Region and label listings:
## begin

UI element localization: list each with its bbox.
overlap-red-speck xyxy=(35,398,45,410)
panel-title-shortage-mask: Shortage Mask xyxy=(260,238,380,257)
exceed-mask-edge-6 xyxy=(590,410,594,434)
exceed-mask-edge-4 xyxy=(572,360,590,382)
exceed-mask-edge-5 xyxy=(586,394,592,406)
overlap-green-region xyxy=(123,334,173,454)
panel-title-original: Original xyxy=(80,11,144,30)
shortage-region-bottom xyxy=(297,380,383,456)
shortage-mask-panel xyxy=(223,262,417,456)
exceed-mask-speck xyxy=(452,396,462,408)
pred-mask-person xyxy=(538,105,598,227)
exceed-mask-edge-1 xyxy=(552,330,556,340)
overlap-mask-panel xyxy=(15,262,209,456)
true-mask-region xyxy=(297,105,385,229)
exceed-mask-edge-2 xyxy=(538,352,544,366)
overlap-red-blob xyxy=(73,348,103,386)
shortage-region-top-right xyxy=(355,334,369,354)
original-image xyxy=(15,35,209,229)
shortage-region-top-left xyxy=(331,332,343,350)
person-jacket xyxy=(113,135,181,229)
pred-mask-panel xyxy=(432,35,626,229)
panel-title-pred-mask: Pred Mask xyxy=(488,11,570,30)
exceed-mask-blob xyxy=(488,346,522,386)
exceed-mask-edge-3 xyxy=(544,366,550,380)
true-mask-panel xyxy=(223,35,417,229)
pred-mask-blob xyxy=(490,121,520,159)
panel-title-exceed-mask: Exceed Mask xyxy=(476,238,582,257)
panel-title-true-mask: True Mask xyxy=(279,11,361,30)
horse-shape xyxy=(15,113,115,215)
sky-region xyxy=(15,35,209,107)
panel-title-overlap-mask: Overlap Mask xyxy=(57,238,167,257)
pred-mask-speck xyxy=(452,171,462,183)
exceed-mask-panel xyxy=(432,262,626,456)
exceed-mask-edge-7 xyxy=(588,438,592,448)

## end

INSTRUCTION:
Rewrite the records above, changing every "exceed-mask" to "excess-mask" and leaving everything else untouched.

FINISHED ANSWER:
UI element localization: list each with its bbox.
overlap-red-speck xyxy=(35,398,45,410)
panel-title-shortage-mask: Shortage Mask xyxy=(260,238,380,257)
excess-mask-edge-6 xyxy=(590,410,594,434)
excess-mask-edge-4 xyxy=(572,360,590,382)
excess-mask-edge-5 xyxy=(586,394,592,406)
overlap-green-region xyxy=(123,334,173,454)
panel-title-original: Original xyxy=(80,11,144,30)
shortage-region-bottom xyxy=(297,380,383,456)
shortage-mask-panel xyxy=(223,262,417,456)
excess-mask-speck xyxy=(452,396,462,408)
pred-mask-person xyxy=(538,105,598,227)
excess-mask-edge-1 xyxy=(552,330,556,340)
overlap-mask-panel xyxy=(15,262,209,456)
true-mask-region xyxy=(297,105,385,229)
excess-mask-edge-2 xyxy=(538,352,544,366)
overlap-red-blob xyxy=(73,348,103,386)
shortage-region-top-right xyxy=(355,334,369,354)
original-image xyxy=(15,35,209,229)
shortage-region-top-left xyxy=(331,332,343,350)
person-jacket xyxy=(113,135,181,229)
pred-mask-panel xyxy=(432,35,626,229)
panel-title-pred-mask: Pred Mask xyxy=(488,11,570,30)
excess-mask-blob xyxy=(488,346,522,386)
excess-mask-edge-3 xyxy=(544,366,550,380)
true-mask-panel xyxy=(223,35,417,229)
pred-mask-blob xyxy=(490,121,520,159)
panel-title-excess-mask: Exceed Mask xyxy=(476,238,582,257)
panel-title-true-mask: True Mask xyxy=(279,11,361,30)
horse-shape xyxy=(15,113,115,215)
sky-region xyxy=(15,35,209,107)
panel-title-overlap-mask: Overlap Mask xyxy=(57,238,167,257)
pred-mask-speck xyxy=(452,171,462,183)
excess-mask-panel xyxy=(432,262,626,456)
excess-mask-edge-7 xyxy=(588,438,592,448)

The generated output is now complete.